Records
____

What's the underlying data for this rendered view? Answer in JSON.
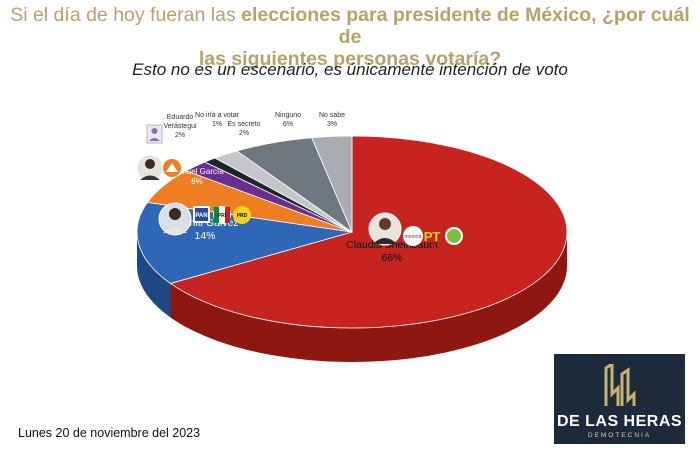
{
  "title": {
    "part1": "Si el día de hoy fueran las ",
    "bold1": "elecciones para presidente de México, ¿por cuál de",
    "line2": "las siguientes personas votaría?"
  },
  "subtitle": "Esto no es un escenario, es únicamente intención de voto",
  "footer": {
    "date": "Lunes 20 de noviembre del 2023"
  },
  "logo": {
    "name": "DE LAS HERAS",
    "sub": "DEMOTECNIA"
  },
  "party_icons": {
    "morena": "morena",
    "pt": "PT",
    "pan": "PAN",
    "pri": "PRI",
    "prd": "PRD"
  },
  "chart_data": {
    "type": "pie",
    "title": "Si el día de hoy fueran las elecciones para presidente de México, ¿por cuál de las siguientes personas votaría?",
    "slices": [
      {
        "name_lines": [
          "Claudia Sheinbaum"
        ],
        "label": "66%",
        "value": 66,
        "color": "#c8241f",
        "side": "#8f1712"
      },
      {
        "name_lines": [
          "Xóchitl Gálvez"
        ],
        "label": "14%",
        "value": 14,
        "color": "#2f67b7",
        "side": "#1e4785"
      },
      {
        "name_lines": [
          "Samuel García"
        ],
        "label": "6%",
        "value": 6,
        "color": "#ef7d22",
        "side": "#b45a14"
      },
      {
        "name_lines": [
          "Eduardo",
          "Verástegui"
        ],
        "label": "2%",
        "value": 2,
        "color": "#6a2d91",
        "side": "#4b1f67"
      },
      {
        "name_lines": [
          "No iría a votar"
        ],
        "label": "1%",
        "value": 1,
        "color": "#1e2329",
        "side": "#0e1114"
      },
      {
        "name_lines": [
          "Es secreto"
        ],
        "label": "2%",
        "value": 2,
        "color": "#c4c6c9",
        "side": "#8f9194"
      },
      {
        "name_lines": [
          "Ninguno"
        ],
        "label": "6%",
        "value": 6,
        "color": "#6f7780",
        "side": "#4d535a"
      },
      {
        "name_lines": [
          "No sabe"
        ],
        "label": "3%",
        "value": 3,
        "color": "#a9adb1",
        "side": "#7a7d80"
      }
    ]
  }
}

____

> [Problem description]
Output all of the entries verbatim, leaving out any images.

> [Full response]
What's the underlying data for this rendered view? Answer in JSON.
{
  "title": {
    "part1": "Si el día de hoy fueran las ",
    "bold1": "elecciones para presidente de México, ¿por cuál de",
    "line2": "las siguientes personas votaría?"
  },
  "subtitle": "Esto no es un escenario, es únicamente intención de voto",
  "footer": {
    "date": "Lunes 20 de noviembre del 2023"
  },
  "logo": {
    "name": "DE LAS HERAS",
    "sub": "DEMOTECNIA"
  },
  "party_icons": {
    "morena": "morena",
    "pt": "PT",
    "pan": "PAN",
    "pri": "PRI",
    "prd": "PRD"
  },
  "chart_data": {
    "type": "pie",
    "title": "Si el día de hoy fueran las elecciones para presidente de México, ¿por cuál de las siguientes personas votaría?",
    "slices": [
      {
        "name_lines": [
          "Claudia Sheinbaum"
        ],
        "label": "66%",
        "value": 66,
        "color": "#c8241f",
        "side": "#8f1712"
      },
      {
        "name_lines": [
          "Xóchitl Gálvez"
        ],
        "label": "14%",
        "value": 14,
        "color": "#2f67b7",
        "side": "#1e4785"
      },
      {
        "name_lines": [
          "Samuel García"
        ],
        "label": "6%",
        "value": 6,
        "color": "#ef7d22",
        "side": "#b45a14"
      },
      {
        "name_lines": [
          "Eduardo",
          "Verástegui"
        ],
        "label": "2%",
        "value": 2,
        "color": "#6a2d91",
        "side": "#4b1f67"
      },
      {
        "name_lines": [
          "No iría a votar"
        ],
        "label": "1%",
        "value": 1,
        "color": "#1e2329",
        "side": "#0e1114"
      },
      {
        "name_lines": [
          "Es secreto"
        ],
        "label": "2%",
        "value": 2,
        "color": "#c4c6c9",
        "side": "#8f9194"
      },
      {
        "name_lines": [
          "Ninguno"
        ],
        "label": "6%",
        "value": 6,
        "color": "#6f7780",
        "side": "#4d535a"
      },
      {
        "name_lines": [
          "No sabe"
        ],
        "label": "3%",
        "value": 3,
        "color": "#a9adb1",
        "side": "#7a7d80"
      }
    ]
  }
}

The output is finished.